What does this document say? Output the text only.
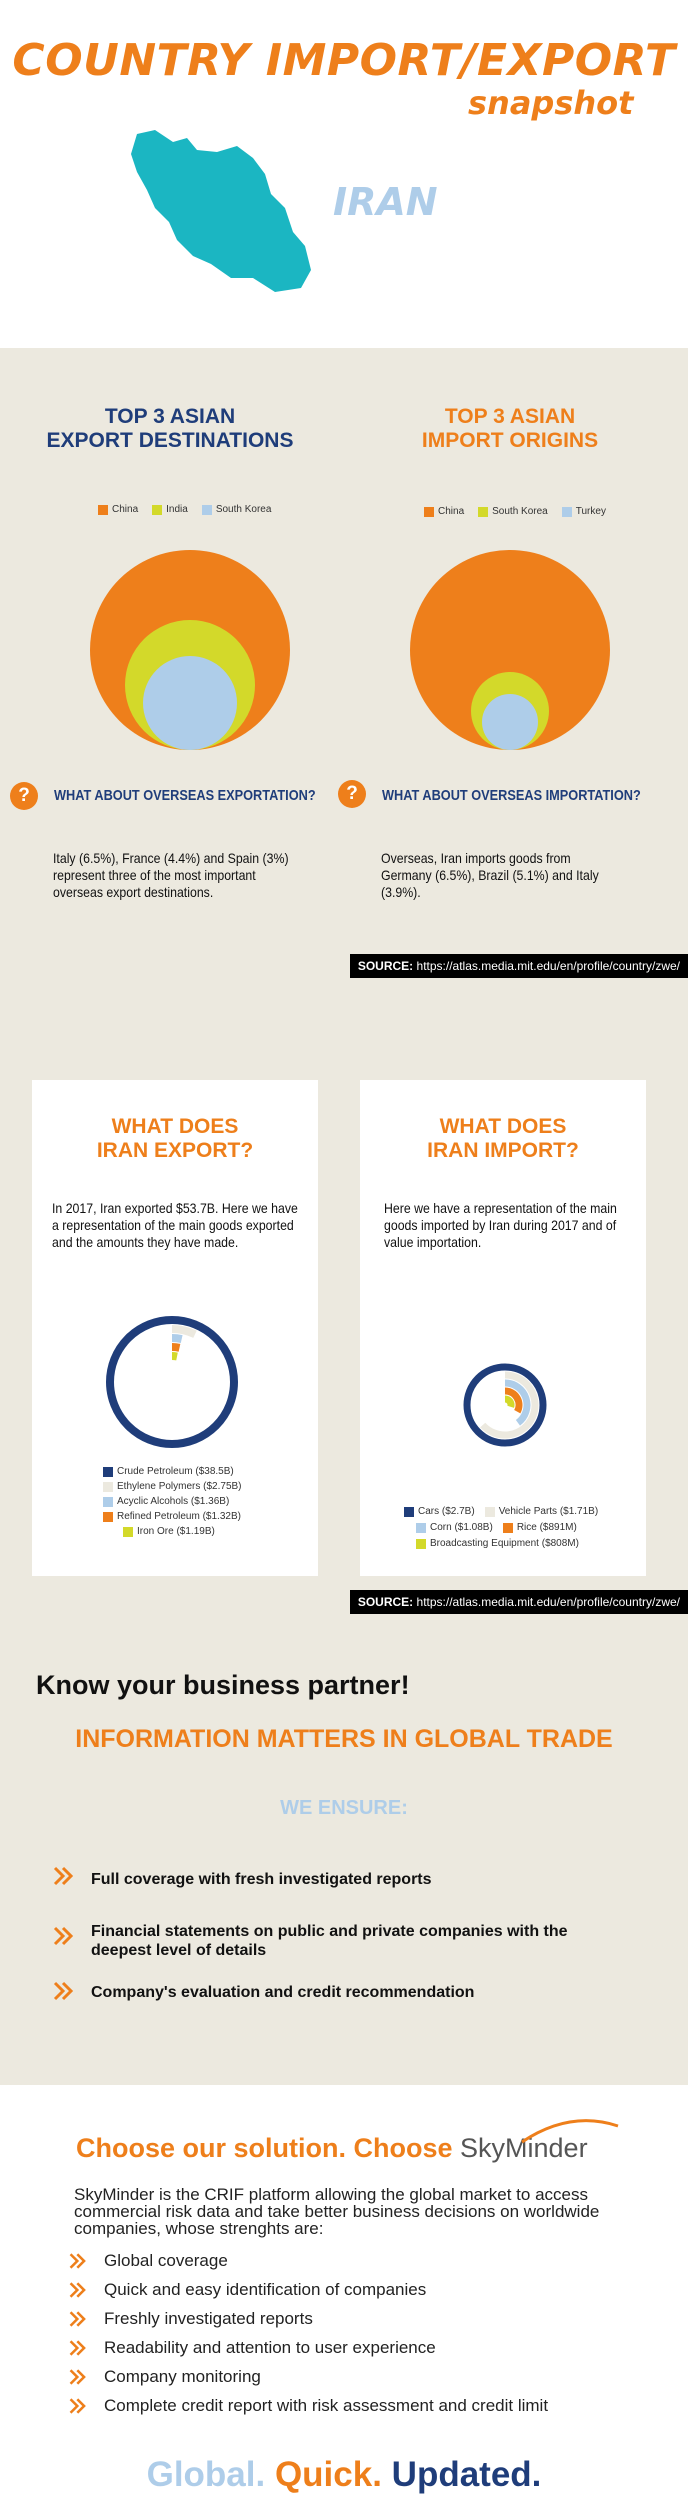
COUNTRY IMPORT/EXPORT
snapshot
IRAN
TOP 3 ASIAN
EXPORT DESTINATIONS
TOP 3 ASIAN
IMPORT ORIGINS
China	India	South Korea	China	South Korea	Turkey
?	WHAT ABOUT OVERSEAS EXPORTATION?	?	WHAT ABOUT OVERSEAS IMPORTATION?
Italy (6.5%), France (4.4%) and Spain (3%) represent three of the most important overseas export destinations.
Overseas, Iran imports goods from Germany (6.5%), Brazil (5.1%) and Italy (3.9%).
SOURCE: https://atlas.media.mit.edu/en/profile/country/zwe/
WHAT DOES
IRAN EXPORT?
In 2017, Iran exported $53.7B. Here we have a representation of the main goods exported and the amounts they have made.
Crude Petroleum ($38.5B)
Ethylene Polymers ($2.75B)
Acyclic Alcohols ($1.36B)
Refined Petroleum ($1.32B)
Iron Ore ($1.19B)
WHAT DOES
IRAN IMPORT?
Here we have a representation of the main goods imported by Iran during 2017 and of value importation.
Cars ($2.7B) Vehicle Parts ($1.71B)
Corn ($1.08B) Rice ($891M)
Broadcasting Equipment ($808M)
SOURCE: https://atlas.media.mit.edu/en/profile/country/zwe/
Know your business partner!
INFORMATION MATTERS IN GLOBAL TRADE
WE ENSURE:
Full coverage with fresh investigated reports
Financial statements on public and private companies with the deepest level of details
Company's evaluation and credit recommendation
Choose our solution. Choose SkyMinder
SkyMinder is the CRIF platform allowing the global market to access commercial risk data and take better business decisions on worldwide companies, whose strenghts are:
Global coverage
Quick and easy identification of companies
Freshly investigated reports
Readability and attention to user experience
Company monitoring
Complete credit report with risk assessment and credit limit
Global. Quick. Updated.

...

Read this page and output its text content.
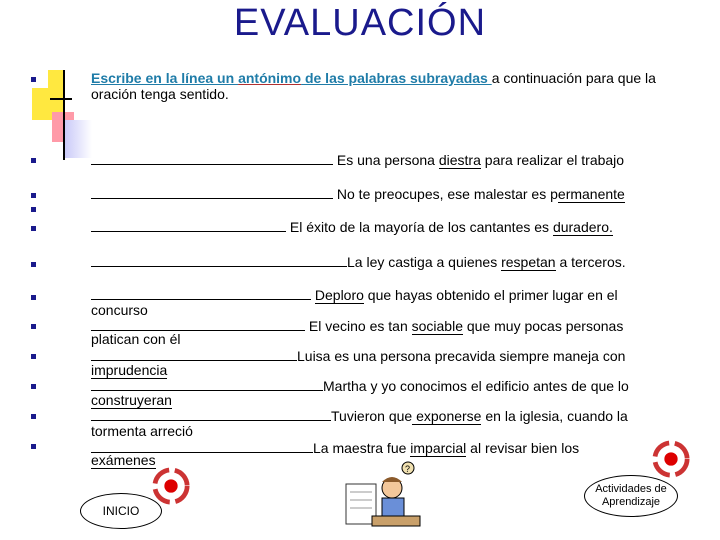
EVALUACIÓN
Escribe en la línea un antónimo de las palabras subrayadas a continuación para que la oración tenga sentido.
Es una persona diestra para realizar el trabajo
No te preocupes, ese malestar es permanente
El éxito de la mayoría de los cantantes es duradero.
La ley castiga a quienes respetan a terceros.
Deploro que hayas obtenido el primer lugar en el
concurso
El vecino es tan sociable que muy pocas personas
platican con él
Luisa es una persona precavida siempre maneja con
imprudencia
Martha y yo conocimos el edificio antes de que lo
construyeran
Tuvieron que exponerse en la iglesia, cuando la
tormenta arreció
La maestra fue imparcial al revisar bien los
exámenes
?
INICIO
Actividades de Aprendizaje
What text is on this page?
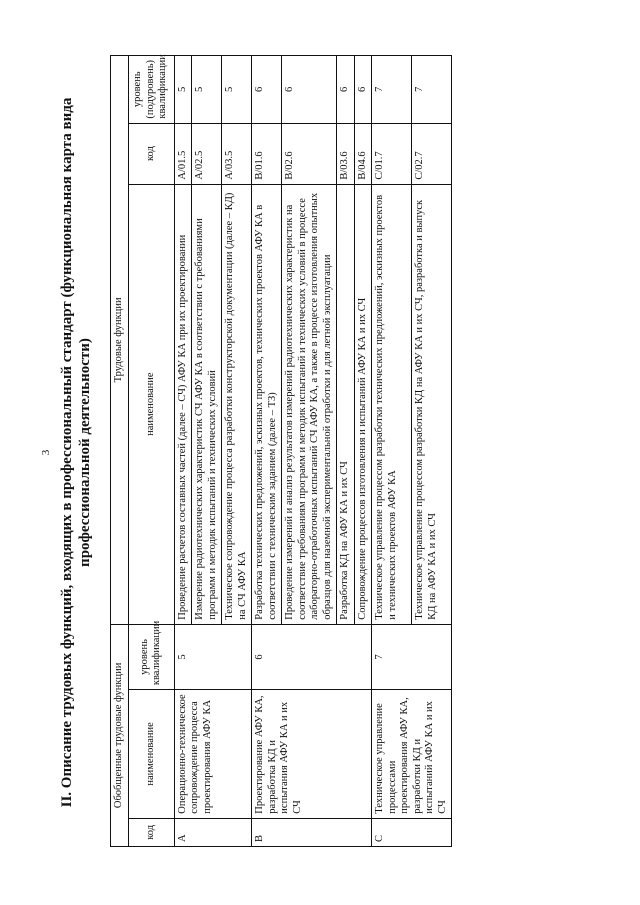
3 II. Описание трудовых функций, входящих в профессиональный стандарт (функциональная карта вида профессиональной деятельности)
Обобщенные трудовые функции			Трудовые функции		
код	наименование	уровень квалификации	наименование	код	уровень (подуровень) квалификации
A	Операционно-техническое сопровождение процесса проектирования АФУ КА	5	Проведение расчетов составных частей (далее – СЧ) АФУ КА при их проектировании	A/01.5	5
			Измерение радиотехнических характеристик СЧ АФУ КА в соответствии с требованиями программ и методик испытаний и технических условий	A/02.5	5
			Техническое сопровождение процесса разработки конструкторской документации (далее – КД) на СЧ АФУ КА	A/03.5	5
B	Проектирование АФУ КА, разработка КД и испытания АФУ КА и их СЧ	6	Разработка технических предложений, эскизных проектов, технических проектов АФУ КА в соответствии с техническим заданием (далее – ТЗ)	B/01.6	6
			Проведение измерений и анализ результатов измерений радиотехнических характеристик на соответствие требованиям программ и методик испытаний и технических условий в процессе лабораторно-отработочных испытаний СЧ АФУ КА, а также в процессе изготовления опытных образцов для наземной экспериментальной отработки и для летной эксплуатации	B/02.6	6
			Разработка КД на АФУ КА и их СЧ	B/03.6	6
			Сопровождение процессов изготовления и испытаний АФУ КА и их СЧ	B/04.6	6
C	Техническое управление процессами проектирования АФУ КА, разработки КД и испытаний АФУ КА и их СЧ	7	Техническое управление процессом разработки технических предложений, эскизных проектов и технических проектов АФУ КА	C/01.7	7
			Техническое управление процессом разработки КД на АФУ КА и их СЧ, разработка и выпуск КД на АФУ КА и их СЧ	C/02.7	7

### TASK TO CARRY OUT:
Search the records for the word "процессом". Copy every line that has it.

### RESULT OF THIS EXERCISE:
C	Техническое управление процессами проектирования АФУ КА, разработки КД и испытаний АФУ КА и их СЧ	7	Техническое управление процессом разработки технических предложений, эскизных проектов и технических проектов АФУ КА	C/01.7	7
			Техническое управление процессом разработки КД на АФУ КА и их СЧ, разработка и выпуск КД на АФУ КА и их СЧ	C/02.7	7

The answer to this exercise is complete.